'Frasier' turns 25: Director reveals the challenges of making 'Cheers' spinoff, including firing Lisa Kudrow from pilot
When Frasier signed off in 2004, the NBC sitcom ended its 11-season run with the most Emmy Awards for a sitcom ever; indeed, the show’s 37 trophies is a record that stands today. But on the eve of the show’s premiere on Sept. 16, 1993, the Cheers spinoff was considered anything but a surefire hit.
Of all the characters to come by Sam Malone’s bar, Kelsey Grammer’s Dr. Frasier Crane was an anomaly. Hardly the typical blue-collar salt-of-the-earth type that made up most of the patronage, Frasier was a great fit with the regulars because of how much he stuck out. Pompous and insecure but ultimately kindhearted, the psychiatrist and former fiancé of Diane Chambers was a great peanut in the gallery.
The idea of making Crane the centerpiece of a new series had to be carefully considered, according to legendary television director James Burrows, in a conversation with Yahoo Entertainment. From 1980 to 2005, Burrows was nominated every year (minus 1997, the slacker) for an Emmy for helming many of American television’s most beloved comedies, including Taxi, Cheers, Friends, and Will & Grace. His direction for the pilot episode for Frasier earned him an Emmy in 1994.
Could Frasier Crane really be a leading man?
“The only concern everybody had — you’re taking a buffoonish character on Cheers and making him a leading man, and then hiring David Hyde Pierce to play the buffoonish character,” Burrows says of Frasier. “So there was some concern whether Kels [Kelsey Grammer] could go into that. But after the first show, you knew he could. You knew he could play that center. He had the emotional [through line]. Frasier in Cheers didn’t really have that much of an emotional line all the time. In [Frasier], he has an emotional line. And he’s the windows into the show … Kels was a skilled enough actor to make that happen.”
There was the real-world context that made Burrows nervous about Grammer’s ability to pull it off. In the summer before Frasier aired, the actor found himself in the tabloids once again after he filed for an annulment with his third wife, Leigh-Anne Csuhany. Grammer claimed Csuhany, who was 23 and pregnant with their child, had violently attacked him throughout their marriage. Prior to this, Grammer had been in headlines for his arrests involving drunken driving, cocaine possession, and probation violations.
According to Burrows, he never had any concerns that Grammer wouldn’t be fit for the job. “Kels had personal issues when he was on Cheers too, and he always performed, he always got there,” Burrows notes. “The shows were great, his performance was great. I never worried about that.”

> _CHALLENGE A_: Based on the page excerpt about the Frasier anniversary, is each of these statements true? (i) Frasier's 37 Emmy trophies are still a record. (ii) Burrows won an Emmy for directing the Frasier pilot in 1993. (iii) Grammer's third wife was Leigh-Anne Csuhany. Answer yes or no for each, and quote the words from the excerpt that settle it.

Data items

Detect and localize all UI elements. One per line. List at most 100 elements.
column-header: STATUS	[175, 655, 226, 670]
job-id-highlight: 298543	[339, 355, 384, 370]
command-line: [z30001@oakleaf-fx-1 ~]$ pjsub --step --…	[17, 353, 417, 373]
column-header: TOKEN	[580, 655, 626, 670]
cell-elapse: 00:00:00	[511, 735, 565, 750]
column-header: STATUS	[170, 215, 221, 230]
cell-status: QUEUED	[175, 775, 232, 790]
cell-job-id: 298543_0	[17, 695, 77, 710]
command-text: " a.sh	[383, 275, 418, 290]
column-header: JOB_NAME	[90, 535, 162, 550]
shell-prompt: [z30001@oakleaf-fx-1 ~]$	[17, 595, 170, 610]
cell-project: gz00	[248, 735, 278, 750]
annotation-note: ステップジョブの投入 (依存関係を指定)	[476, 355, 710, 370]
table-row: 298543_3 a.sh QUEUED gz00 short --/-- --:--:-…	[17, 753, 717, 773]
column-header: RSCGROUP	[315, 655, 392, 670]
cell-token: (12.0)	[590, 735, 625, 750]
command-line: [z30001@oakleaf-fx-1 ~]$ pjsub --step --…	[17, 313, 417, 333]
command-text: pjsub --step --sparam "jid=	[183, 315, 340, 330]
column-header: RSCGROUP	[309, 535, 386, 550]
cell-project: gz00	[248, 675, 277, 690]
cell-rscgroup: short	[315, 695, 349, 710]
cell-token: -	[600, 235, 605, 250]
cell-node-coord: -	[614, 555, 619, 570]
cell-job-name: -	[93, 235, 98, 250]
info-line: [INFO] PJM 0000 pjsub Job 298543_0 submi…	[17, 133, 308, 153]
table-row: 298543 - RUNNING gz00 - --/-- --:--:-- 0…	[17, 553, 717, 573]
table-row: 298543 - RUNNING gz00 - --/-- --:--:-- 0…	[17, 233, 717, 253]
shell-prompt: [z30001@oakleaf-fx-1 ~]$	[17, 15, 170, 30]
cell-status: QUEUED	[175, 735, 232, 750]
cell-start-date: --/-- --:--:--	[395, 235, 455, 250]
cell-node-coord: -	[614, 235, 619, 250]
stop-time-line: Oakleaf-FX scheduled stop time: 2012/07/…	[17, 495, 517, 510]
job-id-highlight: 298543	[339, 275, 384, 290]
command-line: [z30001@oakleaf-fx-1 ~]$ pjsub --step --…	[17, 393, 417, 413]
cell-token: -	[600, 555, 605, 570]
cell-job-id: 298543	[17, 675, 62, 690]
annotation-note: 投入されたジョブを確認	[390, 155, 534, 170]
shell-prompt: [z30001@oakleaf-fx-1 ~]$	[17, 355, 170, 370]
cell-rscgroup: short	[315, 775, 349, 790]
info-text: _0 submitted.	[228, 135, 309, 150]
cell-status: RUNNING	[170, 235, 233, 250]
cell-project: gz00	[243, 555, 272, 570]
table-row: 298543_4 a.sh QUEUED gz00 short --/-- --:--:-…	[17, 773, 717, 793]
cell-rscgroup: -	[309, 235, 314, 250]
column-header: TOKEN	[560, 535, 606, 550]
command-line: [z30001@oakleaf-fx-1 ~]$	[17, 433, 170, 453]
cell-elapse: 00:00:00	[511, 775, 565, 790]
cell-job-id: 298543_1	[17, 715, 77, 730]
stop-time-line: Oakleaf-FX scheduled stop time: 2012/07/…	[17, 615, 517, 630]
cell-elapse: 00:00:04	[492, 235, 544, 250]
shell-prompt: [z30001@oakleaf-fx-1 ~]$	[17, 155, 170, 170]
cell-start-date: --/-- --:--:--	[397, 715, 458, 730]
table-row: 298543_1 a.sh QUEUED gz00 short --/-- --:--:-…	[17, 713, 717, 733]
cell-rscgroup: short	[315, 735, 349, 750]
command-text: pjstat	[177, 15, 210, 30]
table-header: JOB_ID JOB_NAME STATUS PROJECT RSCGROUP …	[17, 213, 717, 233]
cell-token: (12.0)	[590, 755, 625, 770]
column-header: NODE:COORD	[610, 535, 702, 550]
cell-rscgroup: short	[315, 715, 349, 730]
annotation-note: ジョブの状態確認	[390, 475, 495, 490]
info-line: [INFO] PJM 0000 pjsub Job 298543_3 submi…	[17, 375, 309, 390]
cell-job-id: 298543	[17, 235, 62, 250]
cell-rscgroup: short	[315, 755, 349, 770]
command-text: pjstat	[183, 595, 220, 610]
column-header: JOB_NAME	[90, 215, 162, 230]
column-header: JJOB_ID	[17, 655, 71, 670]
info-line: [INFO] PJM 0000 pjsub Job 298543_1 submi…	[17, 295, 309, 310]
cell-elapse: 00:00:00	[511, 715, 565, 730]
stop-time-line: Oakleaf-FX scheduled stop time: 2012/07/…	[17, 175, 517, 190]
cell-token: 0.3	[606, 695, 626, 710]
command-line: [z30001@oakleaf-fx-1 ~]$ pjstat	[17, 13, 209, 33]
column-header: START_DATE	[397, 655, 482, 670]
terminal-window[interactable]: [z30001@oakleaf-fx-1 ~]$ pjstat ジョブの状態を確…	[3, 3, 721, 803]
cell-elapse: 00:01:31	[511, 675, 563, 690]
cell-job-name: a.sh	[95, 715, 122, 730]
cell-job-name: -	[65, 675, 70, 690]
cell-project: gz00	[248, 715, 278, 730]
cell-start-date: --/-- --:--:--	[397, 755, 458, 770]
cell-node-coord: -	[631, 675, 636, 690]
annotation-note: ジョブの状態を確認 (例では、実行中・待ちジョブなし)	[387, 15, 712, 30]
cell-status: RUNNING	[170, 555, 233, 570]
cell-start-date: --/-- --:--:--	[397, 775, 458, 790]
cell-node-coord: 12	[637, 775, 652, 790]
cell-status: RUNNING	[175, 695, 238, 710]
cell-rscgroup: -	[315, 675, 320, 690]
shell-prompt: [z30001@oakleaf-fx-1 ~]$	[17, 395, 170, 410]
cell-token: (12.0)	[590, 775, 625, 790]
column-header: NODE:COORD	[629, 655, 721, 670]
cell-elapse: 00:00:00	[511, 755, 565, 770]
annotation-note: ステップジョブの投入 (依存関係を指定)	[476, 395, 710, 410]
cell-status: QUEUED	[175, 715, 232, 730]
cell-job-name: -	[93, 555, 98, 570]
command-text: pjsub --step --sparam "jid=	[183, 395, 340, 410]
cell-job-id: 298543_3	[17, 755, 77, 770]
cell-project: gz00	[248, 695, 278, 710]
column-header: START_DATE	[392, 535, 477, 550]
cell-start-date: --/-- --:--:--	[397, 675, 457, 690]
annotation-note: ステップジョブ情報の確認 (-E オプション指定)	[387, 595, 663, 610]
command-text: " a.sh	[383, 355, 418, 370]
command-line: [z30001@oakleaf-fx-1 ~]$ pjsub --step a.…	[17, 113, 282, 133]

> _CHALLENGE B_: Write out again, line for line, everything in the data items from their first line down to the line containing "735, 625, 750]", including both of those lines.

> _CORRECT OUTPUT A_:
(i) Yes: "the show’s 37 trophies is a record that stands today"
(ii) No: "His direction for the pilot episode for Frasier earned him an Emmy in 1994."
(iii) Yes: "his third wife, Leigh-Anne Csuhany"

> _CORRECT OUTPUT B_:
Detect and localize all UI elements. One per line. List at most 100 elements.
column-header: STATUS	[175, 655, 226, 670]
job-id-highlight: 298543	[339, 355, 384, 370]
command-line: [z30001@oakleaf-fx-1 ~]$ pjsub --step --…	[17, 353, 417, 373]
column-header: TOKEN	[580, 655, 626, 670]
cell-elapse: 00:00:00	[511, 735, 565, 750]
column-header: STATUS	[170, 215, 221, 230]
cell-status: QUEUED	[175, 775, 232, 790]
cell-job-id: 298543_0	[17, 695, 77, 710]
command-text: " a.sh	[383, 275, 418, 290]
column-header: JOB_NAME	[90, 535, 162, 550]
shell-prompt: [z30001@oakleaf-fx-1 ~]$	[17, 595, 170, 610]
cell-project: gz00	[248, 735, 278, 750]
annotation-note: ステップジョブの投入 (依存関係を指定)	[476, 355, 710, 370]
table-row: 298543_3 a.sh QUEUED gz00 short --/-- --:--:-…	[17, 753, 717, 773]
column-header: RSCGROUP	[315, 655, 392, 670]
cell-token: (12.0)	[590, 735, 625, 750]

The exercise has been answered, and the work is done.